Raw data:
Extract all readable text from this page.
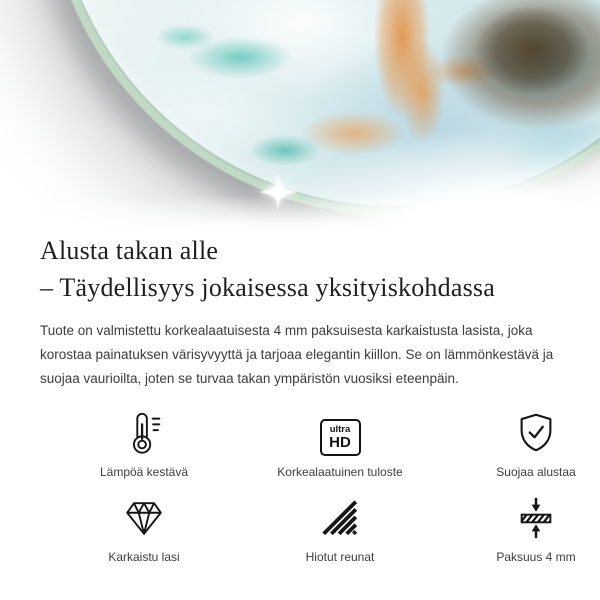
Alusta takan alle
– Täydellisyys jokaisessa yksityiskohdassa

Tuote on valmistettu korkealaatuisesta 4 mm paksuisesta karkaistusta lasista, joka korostaa painatuksen värisyvyyttä ja tarjoaa elegantin kiillon. Se on lämmönkestävä ja suojaa vaurioilta, joten se turvaa takan ympäristön vuosiksi eteenpäin.

Lämpöä kestävä
ultra
HD
Korkealaatuinen tuloste	Suojaa alustaa
Karkaistu lasi	Hiotut reunat	Paksuus 4 mm
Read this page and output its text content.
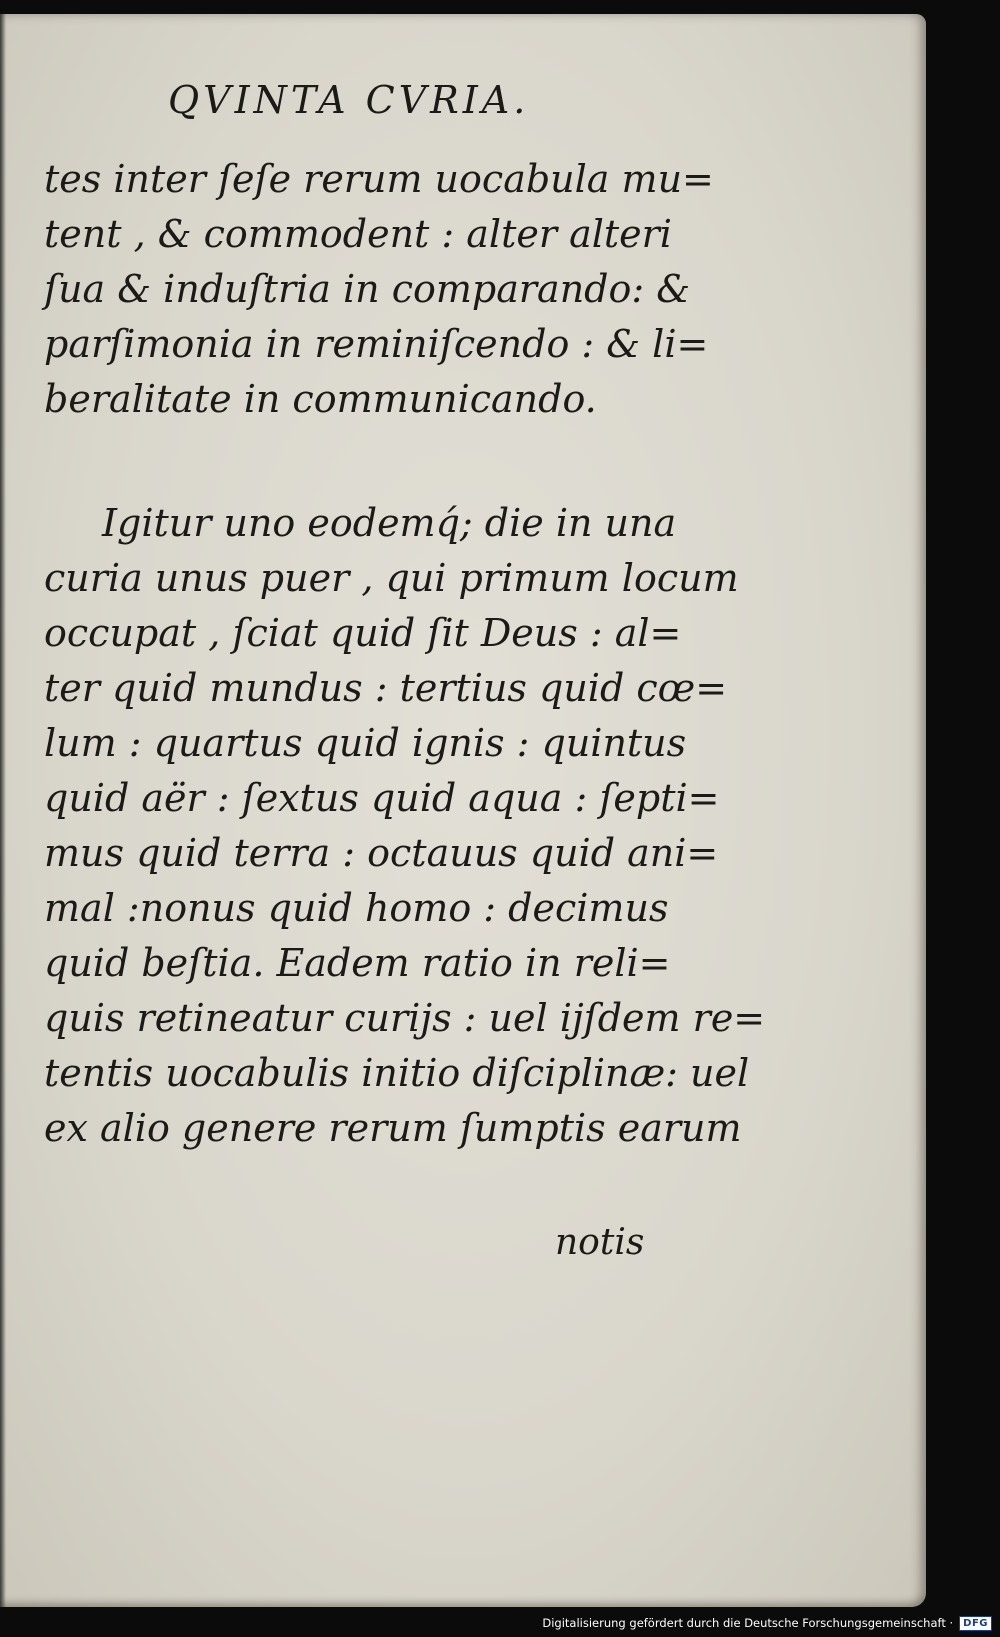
QVINTA CVRIA.
tes inter ſeſe rerum uocabula mu=
tent , & commodent : alter alteri
ſua & induſtria in comparando: &
parſimonia in reminiſcendo : & li=
beralitate in communicando.
Igitur uno eodemq́; die in una
curia unus puer , qui primum locum
occupat , ſciat quid ſit Deus : al=
ter quid mundus : tertius quid cœ=
lum : quartus quid ignis : quintus
quid aër : ſextus quid aqua : ſepti=
mus quid terra : octauus quid ani=
mal :nonus quid homo : decimus
quid beſtia. Eadem ratio in reli=
quis retineatur curijs : uel ijſdem re=
tentis uocabulis initio diſciplinæ: uel
ex alio genere rerum ſumptis earum
notis
Digitalisierung gefördert durch die Deutsche Forschungsgemeinschaft ·	DFG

The exercise: Output all of the data exactly as it stands, minus any images.

Output of the exercise:
Extract all readable text from this page.
Alusta takan alle
– Täydellisyys jokaisessa yksityiskohdassa

Tuote on valmistettu korkealaatuisesta 4 mm paksuisesta karkaistusta lasista, joka korostaa painatuksen värisyvyyttä ja tarjoaa elegantin kiillon. Se on lämmönkestävä ja suojaa vaurioilta, joten se turvaa takan ympäristön vuosiksi eteenpäin.

Lämpöä kestävä
ultra
HD
Korkealaatuinen tuloste	Suojaa alustaa
Karkaistu lasi	Hiotut reunat	Paksuus 4 mm
Read this page and output its text content.
QVINTA CVRIA.
tes inter ſeſe rerum uocabula mu=
tent , & commodent : alter alteri
ſua & induſtria in comparando: &
parſimonia in reminiſcendo : & li=
beralitate in communicando.
Igitur uno eodemq́; die in una
curia unus puer , qui primum locum
occupat , ſciat quid ſit Deus : al=
ter quid mundus : tertius quid cœ=
lum : quartus quid ignis : quintus
quid aër : ſextus quid aqua : ſepti=
mus quid terra : octauus quid ani=
mal :nonus quid homo : decimus
quid beſtia. Eadem ratio in reli=
quis retineatur curijs : uel ijſdem re=
tentis uocabulis initio diſciplinæ: uel
ex alio genere rerum ſumptis earum
notis
Digitalisierung gefördert durch die Deutsche Forschungsgemeinschaft ·	DFG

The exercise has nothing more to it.